### Task prompt
Determine the number of lines in these entries that hold the word "fill". Give the number and nothing more.

:: Materials provided

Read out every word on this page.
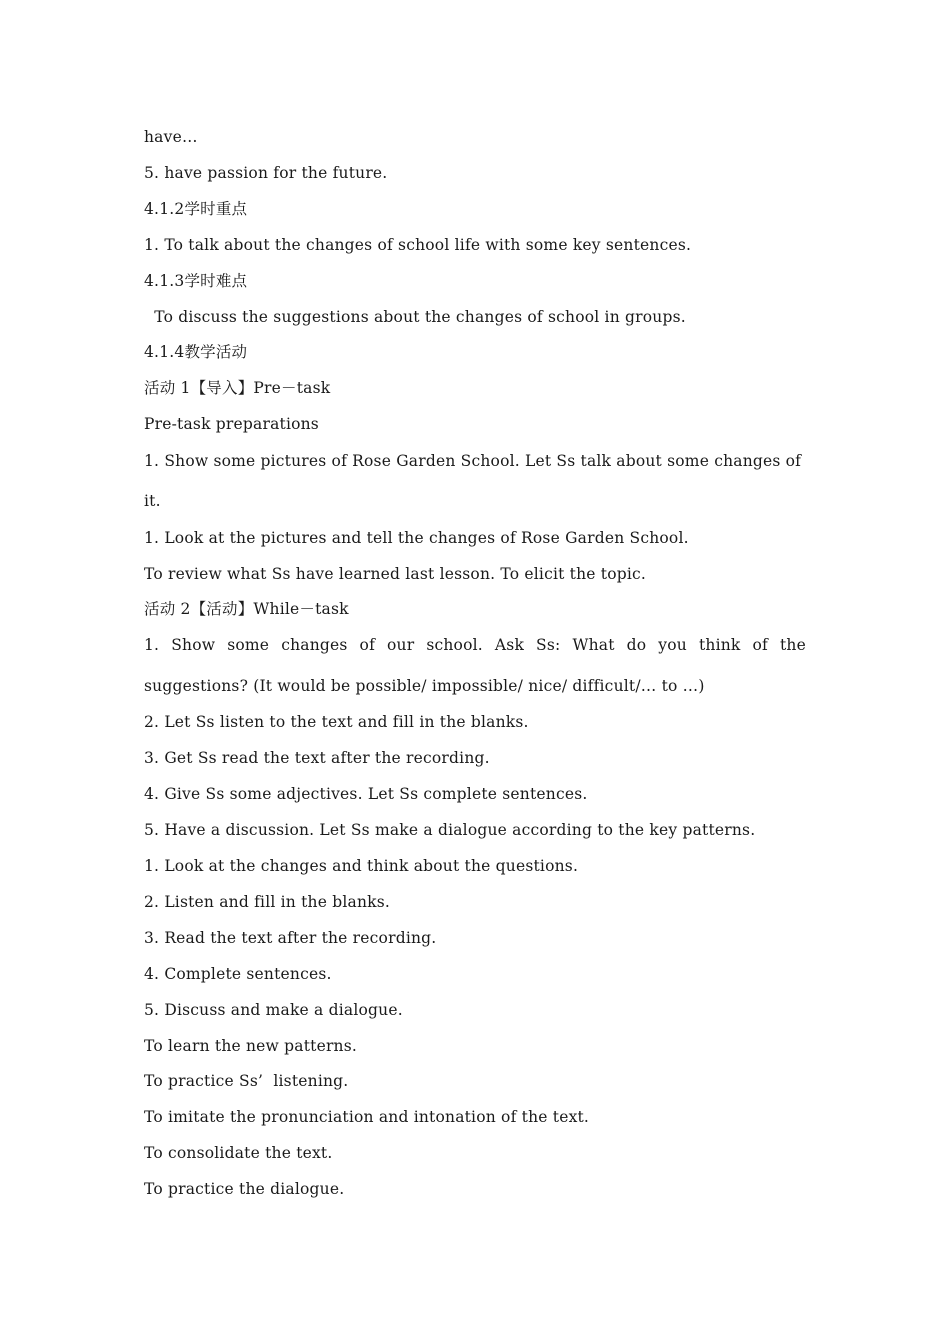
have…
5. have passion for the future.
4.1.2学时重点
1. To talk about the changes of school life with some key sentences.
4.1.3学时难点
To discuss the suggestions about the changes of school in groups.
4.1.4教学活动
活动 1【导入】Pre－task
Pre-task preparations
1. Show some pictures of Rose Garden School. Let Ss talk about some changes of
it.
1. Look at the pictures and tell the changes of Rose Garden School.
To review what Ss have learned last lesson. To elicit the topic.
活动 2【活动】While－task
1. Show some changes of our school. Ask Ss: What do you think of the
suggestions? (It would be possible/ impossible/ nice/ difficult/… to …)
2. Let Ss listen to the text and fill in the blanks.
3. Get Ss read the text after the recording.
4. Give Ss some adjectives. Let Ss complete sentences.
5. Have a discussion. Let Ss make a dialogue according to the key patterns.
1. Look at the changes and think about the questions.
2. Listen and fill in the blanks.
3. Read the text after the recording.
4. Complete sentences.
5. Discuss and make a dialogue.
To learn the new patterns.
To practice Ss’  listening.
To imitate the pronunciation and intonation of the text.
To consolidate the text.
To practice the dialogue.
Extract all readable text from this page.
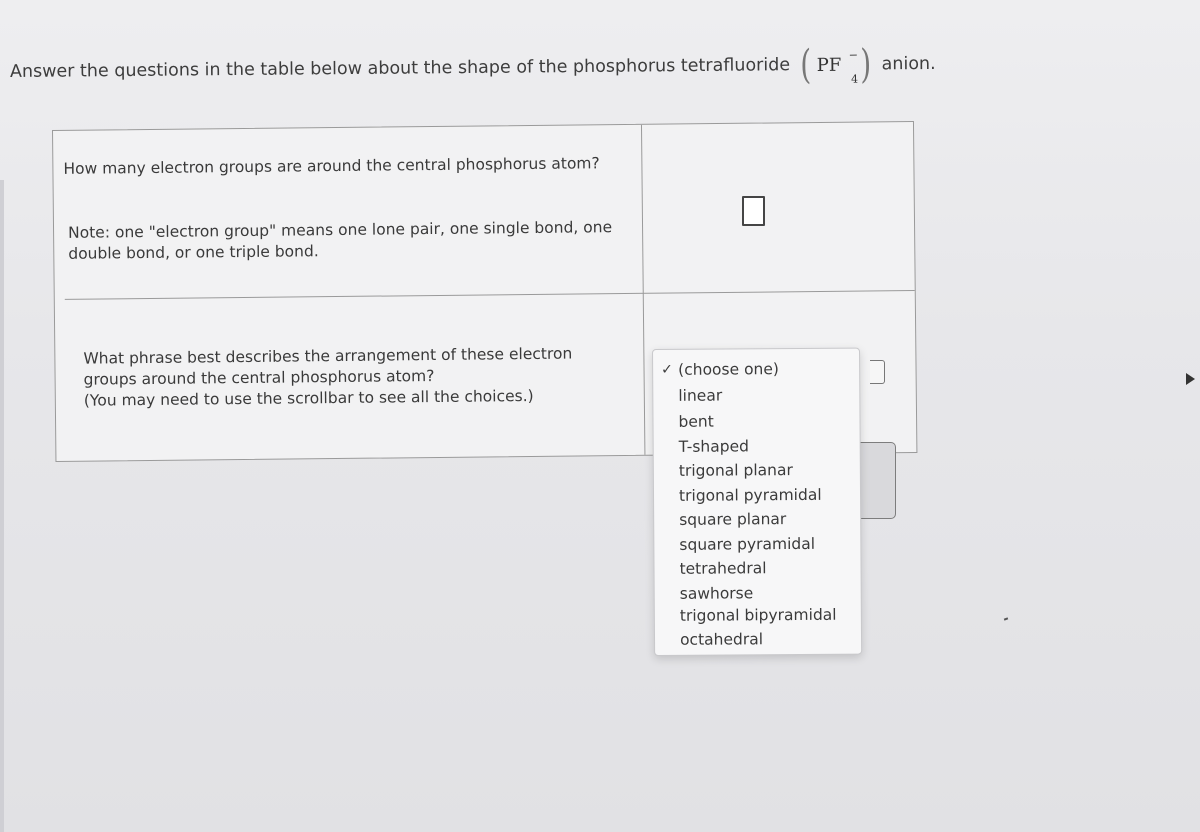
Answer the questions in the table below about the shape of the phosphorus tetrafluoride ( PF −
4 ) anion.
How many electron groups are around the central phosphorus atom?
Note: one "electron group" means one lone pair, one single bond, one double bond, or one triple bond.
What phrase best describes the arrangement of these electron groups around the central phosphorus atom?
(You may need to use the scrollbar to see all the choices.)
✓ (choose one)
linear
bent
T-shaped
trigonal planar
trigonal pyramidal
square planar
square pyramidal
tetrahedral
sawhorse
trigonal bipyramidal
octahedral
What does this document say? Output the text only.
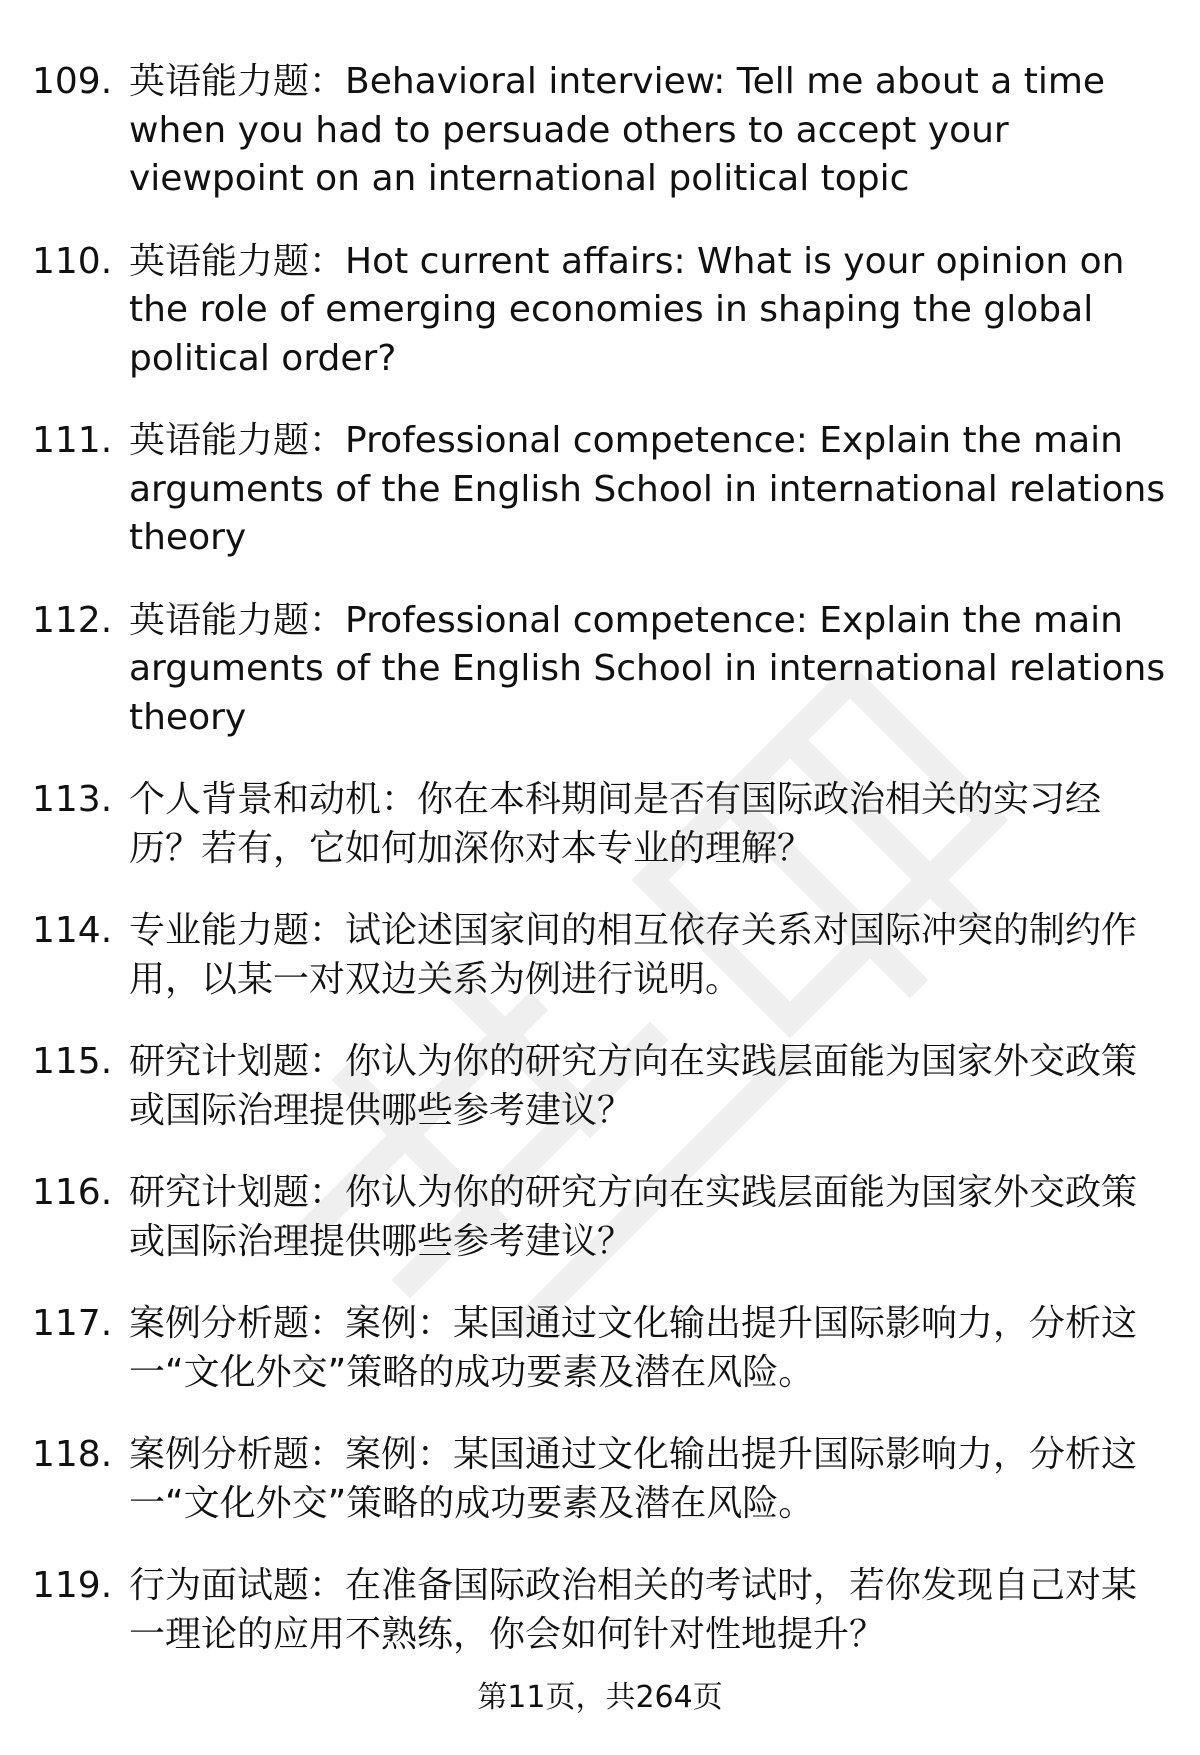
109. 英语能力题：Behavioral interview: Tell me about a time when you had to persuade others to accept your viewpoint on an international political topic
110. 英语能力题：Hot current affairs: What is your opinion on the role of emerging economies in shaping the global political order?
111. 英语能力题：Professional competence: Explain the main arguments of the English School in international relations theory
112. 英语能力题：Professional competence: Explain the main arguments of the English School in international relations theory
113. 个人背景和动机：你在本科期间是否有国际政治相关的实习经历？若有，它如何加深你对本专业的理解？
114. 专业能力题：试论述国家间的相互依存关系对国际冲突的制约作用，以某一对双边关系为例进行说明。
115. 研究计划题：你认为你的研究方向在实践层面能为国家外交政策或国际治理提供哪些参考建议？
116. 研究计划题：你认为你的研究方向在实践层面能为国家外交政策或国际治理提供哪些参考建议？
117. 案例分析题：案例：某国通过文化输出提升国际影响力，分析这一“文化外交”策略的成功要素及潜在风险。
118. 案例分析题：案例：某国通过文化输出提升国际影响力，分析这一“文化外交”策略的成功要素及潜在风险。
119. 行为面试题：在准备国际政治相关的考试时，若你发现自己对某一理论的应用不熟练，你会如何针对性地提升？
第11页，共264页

::::
:: Materials provided

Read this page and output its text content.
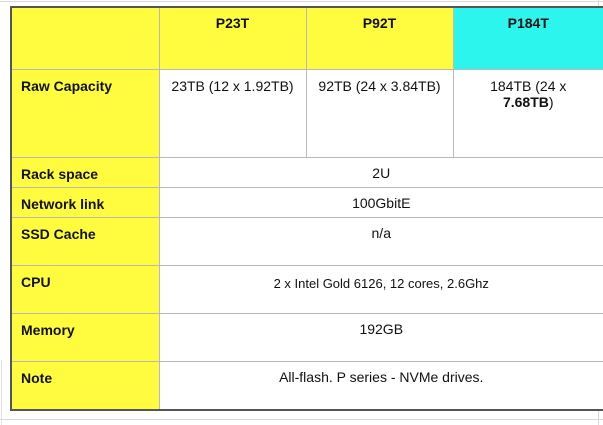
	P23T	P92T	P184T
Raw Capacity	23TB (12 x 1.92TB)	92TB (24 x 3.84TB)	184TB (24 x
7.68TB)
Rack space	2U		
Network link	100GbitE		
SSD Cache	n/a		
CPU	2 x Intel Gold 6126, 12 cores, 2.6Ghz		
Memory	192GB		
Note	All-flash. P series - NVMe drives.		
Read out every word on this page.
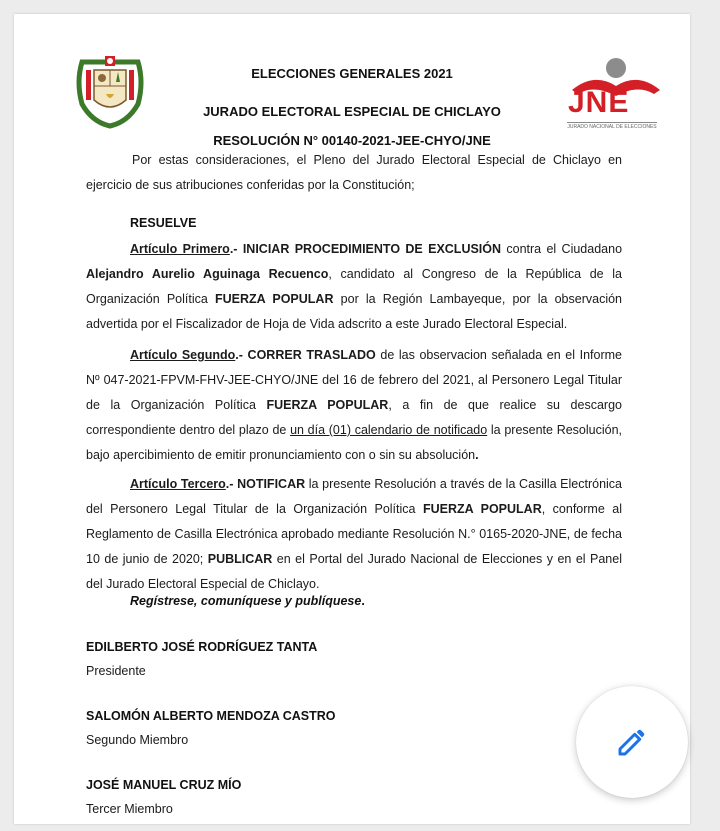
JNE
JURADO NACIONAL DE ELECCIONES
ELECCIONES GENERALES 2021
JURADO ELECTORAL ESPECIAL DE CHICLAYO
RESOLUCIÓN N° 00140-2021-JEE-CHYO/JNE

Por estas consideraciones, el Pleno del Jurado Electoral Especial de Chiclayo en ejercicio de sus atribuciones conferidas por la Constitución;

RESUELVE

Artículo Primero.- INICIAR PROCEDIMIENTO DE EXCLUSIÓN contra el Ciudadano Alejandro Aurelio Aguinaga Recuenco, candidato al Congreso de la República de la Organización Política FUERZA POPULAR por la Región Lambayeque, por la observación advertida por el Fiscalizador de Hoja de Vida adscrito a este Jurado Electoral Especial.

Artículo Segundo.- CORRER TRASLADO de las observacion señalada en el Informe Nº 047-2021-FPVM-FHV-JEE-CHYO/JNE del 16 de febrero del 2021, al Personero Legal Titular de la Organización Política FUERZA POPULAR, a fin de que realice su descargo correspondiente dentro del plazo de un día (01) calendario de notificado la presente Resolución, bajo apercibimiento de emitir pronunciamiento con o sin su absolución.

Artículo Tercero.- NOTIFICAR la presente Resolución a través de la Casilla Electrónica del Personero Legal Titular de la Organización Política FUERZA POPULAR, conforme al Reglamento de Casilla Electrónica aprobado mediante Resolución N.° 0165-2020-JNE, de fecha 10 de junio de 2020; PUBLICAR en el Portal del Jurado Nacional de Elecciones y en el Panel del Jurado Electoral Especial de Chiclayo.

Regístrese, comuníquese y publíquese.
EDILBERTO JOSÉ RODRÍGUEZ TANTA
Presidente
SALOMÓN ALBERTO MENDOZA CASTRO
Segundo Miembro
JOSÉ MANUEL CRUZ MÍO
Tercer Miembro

::::

### Solution
2